» Stated problem
List each line of the data in which the string "посещений" appears.

───── Given data ─────

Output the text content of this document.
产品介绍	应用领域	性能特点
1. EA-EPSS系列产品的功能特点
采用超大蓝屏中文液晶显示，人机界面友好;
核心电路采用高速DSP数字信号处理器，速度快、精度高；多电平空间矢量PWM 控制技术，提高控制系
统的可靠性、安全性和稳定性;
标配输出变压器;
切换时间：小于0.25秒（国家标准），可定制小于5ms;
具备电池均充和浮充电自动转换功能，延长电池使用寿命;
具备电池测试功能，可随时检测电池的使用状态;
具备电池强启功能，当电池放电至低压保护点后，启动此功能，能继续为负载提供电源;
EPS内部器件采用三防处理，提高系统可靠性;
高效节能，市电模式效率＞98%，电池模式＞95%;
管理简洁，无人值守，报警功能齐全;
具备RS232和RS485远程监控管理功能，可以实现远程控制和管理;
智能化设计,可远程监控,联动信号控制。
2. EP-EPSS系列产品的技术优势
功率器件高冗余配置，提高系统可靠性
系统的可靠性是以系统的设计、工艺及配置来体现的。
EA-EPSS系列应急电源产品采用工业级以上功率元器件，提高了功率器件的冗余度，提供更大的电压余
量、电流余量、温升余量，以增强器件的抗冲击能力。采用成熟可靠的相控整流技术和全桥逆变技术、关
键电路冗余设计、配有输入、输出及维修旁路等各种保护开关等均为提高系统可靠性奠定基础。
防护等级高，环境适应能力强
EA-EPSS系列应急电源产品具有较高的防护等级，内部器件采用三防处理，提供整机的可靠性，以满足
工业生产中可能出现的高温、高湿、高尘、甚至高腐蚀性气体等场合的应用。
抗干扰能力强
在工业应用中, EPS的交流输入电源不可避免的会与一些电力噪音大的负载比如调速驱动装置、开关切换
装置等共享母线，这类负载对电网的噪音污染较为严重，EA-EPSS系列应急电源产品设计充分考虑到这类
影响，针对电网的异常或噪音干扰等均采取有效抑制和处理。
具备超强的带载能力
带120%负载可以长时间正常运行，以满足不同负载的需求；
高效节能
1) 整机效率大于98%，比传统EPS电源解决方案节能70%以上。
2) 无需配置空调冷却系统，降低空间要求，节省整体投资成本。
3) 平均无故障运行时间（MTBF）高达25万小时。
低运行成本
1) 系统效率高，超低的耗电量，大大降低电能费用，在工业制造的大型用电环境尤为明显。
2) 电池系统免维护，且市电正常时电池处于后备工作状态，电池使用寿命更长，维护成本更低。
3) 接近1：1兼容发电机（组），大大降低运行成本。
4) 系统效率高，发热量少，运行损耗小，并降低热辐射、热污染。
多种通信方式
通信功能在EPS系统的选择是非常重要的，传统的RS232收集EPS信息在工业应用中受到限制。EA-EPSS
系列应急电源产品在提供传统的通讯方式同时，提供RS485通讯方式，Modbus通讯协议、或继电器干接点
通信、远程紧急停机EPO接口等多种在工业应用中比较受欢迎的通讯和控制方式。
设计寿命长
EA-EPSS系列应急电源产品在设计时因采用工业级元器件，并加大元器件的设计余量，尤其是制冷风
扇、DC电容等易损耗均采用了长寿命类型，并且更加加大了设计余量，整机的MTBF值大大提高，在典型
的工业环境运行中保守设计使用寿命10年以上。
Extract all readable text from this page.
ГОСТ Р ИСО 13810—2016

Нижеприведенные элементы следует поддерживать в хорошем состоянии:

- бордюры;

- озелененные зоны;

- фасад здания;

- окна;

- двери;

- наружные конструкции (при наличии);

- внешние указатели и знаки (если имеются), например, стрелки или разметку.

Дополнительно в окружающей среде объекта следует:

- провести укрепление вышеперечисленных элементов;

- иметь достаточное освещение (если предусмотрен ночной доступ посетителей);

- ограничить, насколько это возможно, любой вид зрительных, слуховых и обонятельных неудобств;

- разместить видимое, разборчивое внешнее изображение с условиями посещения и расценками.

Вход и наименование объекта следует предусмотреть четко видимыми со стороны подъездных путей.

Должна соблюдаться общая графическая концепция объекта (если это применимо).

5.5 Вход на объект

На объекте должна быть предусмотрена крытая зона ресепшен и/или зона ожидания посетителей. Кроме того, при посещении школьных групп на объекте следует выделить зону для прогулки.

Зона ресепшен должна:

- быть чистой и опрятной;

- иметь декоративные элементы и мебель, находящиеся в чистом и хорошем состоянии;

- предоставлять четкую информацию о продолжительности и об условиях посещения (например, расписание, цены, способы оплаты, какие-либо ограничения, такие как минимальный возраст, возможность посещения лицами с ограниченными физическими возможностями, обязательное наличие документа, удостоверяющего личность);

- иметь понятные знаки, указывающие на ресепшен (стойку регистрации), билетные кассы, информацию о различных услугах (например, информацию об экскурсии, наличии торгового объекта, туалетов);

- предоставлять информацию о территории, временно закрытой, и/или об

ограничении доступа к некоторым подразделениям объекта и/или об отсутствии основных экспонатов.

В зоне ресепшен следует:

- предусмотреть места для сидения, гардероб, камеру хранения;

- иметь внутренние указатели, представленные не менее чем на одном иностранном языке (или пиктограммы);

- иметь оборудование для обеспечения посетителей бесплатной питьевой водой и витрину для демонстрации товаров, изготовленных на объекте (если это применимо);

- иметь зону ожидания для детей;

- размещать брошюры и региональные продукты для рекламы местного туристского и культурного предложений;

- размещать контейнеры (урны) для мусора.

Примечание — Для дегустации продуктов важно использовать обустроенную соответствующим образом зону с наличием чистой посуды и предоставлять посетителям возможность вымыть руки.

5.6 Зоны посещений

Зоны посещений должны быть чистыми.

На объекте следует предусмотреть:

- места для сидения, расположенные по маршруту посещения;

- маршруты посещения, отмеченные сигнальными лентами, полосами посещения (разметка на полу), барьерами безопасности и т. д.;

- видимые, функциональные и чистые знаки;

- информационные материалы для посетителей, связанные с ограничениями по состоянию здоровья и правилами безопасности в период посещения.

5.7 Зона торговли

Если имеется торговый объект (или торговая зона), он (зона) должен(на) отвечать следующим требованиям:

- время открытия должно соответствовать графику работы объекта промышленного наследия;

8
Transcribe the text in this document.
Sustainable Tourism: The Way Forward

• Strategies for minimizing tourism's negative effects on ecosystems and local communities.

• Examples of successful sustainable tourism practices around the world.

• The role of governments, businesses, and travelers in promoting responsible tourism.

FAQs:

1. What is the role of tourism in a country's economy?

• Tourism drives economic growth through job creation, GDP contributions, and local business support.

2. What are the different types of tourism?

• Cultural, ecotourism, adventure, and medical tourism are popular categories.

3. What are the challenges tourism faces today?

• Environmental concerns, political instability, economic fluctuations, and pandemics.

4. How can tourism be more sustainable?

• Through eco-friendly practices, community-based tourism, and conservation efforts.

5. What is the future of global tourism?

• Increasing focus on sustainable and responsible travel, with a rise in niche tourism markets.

─────

» Task answer
5.6 Зоны посещений
Зоны посещений должны быть чистыми.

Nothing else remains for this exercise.